Raw data ▸
════

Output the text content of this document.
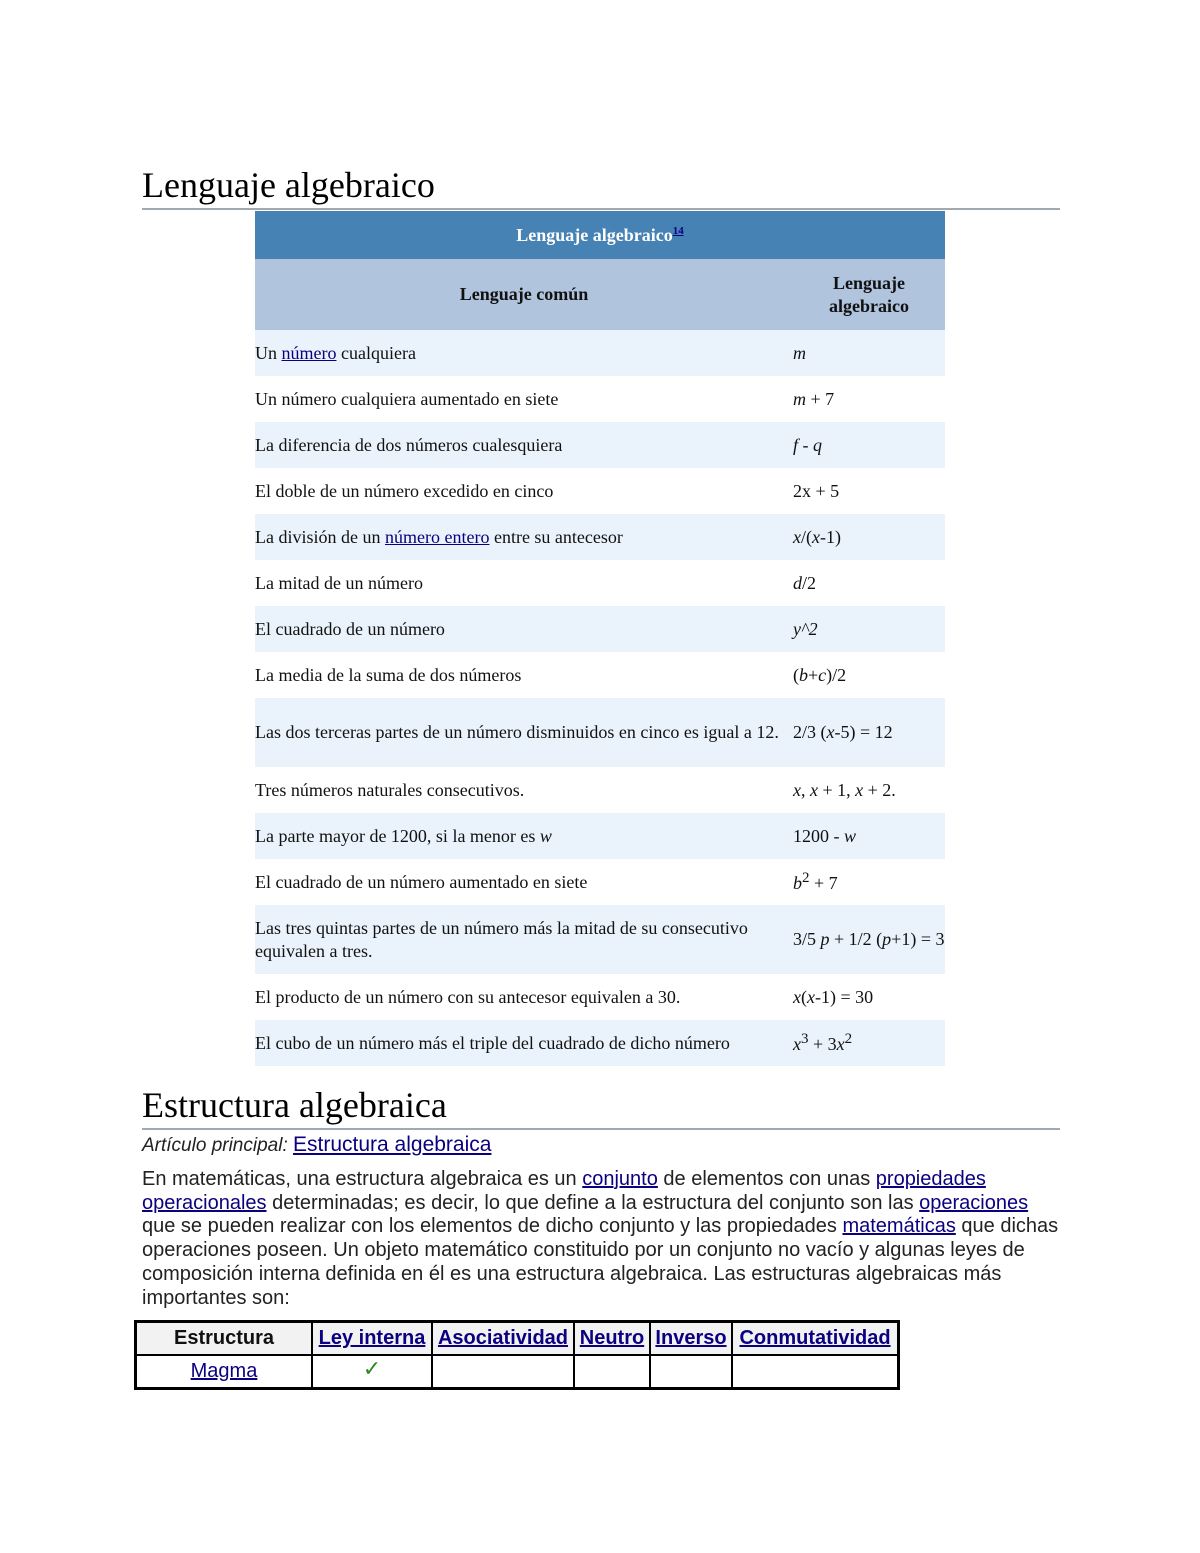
Lenguaje algebraico
Lenguaje algebraico$^{14}$
Lenguaje común	Lenguaje algebraico
Un número cualquiera	m
Un número cualquiera aumentado en siete	m + 7
La diferencia de dos números cualesquiera	f - q
El doble de un número excedido en cinco	2x + 5
La división de un número entero entre su antecesor	x/(x-1)
La mitad de un número	d/2
El cuadrado de un número	y^2
La media de la suma de dos números	(b+c)/2
Las dos terceras partes de un número disminuidos en cinco es igual a 12.	2/3 (x-5) = 12
Tres números naturales consecutivos.	x, x + 1, x + 2.
La parte mayor de 1200, si la menor es w	1200 - w
El cuadrado de un número aumentado en siete	$b^2 + 7$
Las tres quintas partes de un número más la mitad de su consecutivo equivalen a tres.	3/5 p + 1/2 (p+1) = 3
El producto de un número con su antecesor equivalen a 30.	x(x-1) = 30
El cubo de un número más el triple del cuadrado de dicho número	$x^3 + 3x^2$
Estructura algebraica
Artículo principal: Estructura algebraica

En matemáticas, una estructura algebraica es un conjunto de elementos con unas propiedades operacionales determinadas; es decir, lo que define a la estructura del conjunto son las operaciones que se pueden realizar con los elementos de dicho conjunto y las propiedades matemáticas que dichas operaciones poseen. Un objeto matemático constituido por un conjunto no vacío y algunas leyes de composición interna definida en él es una estructura algebraica. Las estructuras algebraicas más importantes son:

Estructura	Ley interna	Asociatividad	Neutro	Inverso	Conmutatividad
Magma	✓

════

Short exercise ▸
Each line that holds the word "interna" is to be copied.

Solution for this task ▸
En matemáticas, una estructura algebraica es un conjunto de elementos con unas propiedades operacionales determinadas; es decir, lo que define a la estructura del conjunto son las operaciones que se pueden realizar con los elementos de dicho conjunto y las propiedades matemáticas que dichas operaciones poseen. Un objeto matemático constituido por un conjunto no vacío y algunas leyes de composición interna definida en él es una estructura algebraica. Las estructuras algebraicas más importantes son:
Estructura	Ley interna	Asociatividad	Neutro	Inverso	Conmutatividad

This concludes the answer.